REQUIRED TASK: The entries need to be copied exactly.

DATA EXTRACT:
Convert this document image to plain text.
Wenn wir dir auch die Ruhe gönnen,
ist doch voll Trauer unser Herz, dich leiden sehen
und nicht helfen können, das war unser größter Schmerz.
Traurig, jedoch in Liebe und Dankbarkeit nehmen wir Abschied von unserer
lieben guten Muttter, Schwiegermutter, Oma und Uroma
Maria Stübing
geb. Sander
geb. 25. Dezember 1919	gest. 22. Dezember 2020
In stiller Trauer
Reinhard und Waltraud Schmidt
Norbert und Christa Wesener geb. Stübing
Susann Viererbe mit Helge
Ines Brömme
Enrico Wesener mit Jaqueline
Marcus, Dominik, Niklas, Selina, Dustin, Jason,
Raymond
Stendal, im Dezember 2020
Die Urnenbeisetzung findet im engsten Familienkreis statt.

RESPONSE FOR THIS EXERCISE:
Convert this document image to plain text.
Wenn wir dir auch die Ruhe gönnen,
ist doch voll Trauer unser Herz, dich leiden sehen
und nicht helfen können, das war unser größter Schmerz.
Traurig, jedoch in Liebe und Dankbarkeit nehmen wir Abschied von unserer
lieben guten Muttter, Schwiegermutter, Oma und Uroma
Maria Stübing
geb. Sander
geb. 25. Dezember 1919	gest. 22. Dezember 2020
In stiller Trauer
Reinhard und Waltraud Schmidt
Norbert und Christa Wesener geb. Stübing
Susann Viererbe mit Helge
Ines Brömme
Enrico Wesener mit Jaqueline
Marcus, Dominik, Niklas, Selina, Dustin, Jason,
Raymond
Stendal, im Dezember 2020
Die Urnenbeisetzung findet im engsten Familienkreis statt.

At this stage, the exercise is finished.